--- Start ---

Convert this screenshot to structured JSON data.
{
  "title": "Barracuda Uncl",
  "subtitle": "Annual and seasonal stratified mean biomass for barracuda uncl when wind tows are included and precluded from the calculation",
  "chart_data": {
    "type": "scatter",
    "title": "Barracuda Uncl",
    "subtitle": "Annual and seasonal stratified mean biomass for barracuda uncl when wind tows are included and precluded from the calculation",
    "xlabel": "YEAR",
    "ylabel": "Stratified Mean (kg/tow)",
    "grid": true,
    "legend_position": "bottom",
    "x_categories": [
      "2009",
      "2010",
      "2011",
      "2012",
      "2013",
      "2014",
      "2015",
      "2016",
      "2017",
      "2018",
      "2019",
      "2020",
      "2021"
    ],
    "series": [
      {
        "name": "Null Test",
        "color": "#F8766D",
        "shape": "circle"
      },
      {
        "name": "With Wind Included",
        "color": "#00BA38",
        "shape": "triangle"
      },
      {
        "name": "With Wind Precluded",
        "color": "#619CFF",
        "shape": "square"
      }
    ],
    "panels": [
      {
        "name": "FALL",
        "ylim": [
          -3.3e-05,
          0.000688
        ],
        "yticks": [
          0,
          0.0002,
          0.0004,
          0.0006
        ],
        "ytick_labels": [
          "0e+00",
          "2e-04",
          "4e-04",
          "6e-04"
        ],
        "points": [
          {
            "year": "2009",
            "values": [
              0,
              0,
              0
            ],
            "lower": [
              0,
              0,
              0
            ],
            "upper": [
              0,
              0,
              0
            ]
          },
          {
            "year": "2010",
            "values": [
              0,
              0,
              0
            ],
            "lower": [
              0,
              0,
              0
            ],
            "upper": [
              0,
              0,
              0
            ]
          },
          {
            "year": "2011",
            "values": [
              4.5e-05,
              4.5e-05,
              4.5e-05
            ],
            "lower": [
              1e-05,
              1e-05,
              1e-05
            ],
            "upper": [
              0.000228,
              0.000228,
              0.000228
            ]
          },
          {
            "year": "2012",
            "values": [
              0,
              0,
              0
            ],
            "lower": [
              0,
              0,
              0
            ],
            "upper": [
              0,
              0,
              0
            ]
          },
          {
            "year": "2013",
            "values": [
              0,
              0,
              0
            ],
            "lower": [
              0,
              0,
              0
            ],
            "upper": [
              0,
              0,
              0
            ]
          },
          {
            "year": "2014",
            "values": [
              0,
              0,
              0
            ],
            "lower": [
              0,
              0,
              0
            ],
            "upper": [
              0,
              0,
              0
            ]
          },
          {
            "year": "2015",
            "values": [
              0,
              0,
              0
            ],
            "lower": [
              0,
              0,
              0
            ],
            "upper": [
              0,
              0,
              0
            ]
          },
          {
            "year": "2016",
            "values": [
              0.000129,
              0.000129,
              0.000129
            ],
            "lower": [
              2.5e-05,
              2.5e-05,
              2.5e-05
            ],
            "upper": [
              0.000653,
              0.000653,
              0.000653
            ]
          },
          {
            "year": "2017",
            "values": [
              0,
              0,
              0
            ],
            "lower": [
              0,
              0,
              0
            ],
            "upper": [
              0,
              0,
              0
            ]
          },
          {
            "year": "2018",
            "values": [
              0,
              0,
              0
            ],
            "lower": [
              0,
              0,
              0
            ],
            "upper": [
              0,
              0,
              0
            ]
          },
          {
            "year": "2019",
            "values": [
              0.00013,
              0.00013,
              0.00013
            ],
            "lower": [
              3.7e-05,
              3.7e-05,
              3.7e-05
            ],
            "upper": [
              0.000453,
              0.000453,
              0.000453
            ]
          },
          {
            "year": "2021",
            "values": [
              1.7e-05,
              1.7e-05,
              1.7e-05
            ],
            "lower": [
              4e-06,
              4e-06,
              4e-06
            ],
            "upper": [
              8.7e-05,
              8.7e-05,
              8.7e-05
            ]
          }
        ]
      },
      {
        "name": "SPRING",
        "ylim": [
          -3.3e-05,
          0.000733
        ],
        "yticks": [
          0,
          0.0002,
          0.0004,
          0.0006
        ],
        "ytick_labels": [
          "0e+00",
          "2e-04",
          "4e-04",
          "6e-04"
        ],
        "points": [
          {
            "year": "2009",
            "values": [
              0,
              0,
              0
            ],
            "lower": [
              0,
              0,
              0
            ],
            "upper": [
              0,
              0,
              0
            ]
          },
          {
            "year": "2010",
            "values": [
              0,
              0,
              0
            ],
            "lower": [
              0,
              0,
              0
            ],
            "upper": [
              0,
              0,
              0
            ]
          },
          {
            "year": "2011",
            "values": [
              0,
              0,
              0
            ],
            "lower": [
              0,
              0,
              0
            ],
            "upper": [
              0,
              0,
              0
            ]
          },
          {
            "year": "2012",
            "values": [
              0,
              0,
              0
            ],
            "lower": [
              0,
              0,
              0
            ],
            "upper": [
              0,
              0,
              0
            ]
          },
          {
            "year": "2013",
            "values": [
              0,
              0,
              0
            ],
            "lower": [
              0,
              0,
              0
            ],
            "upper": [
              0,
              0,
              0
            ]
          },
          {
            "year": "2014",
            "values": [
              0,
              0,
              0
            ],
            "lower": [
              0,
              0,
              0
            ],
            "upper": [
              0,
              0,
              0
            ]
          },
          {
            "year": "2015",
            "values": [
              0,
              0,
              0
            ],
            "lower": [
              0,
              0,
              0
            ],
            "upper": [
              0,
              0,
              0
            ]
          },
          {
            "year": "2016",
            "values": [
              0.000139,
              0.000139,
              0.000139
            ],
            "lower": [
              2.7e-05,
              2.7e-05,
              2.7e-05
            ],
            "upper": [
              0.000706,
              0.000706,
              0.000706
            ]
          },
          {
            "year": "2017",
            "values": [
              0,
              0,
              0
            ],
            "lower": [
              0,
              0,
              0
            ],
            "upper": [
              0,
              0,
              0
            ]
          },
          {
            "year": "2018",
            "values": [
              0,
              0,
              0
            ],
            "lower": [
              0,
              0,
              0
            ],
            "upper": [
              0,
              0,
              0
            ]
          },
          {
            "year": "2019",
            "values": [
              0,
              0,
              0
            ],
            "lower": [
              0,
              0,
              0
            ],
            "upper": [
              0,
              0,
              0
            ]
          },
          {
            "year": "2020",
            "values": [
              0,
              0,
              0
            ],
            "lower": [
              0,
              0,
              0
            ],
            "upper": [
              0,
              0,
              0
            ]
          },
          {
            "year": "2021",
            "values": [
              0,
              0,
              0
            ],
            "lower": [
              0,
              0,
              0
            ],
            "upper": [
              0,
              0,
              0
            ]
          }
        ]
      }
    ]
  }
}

--- End ---

Count the lines that hold the string "when", and reply with that number alone.

> **Output for this exercise**:
2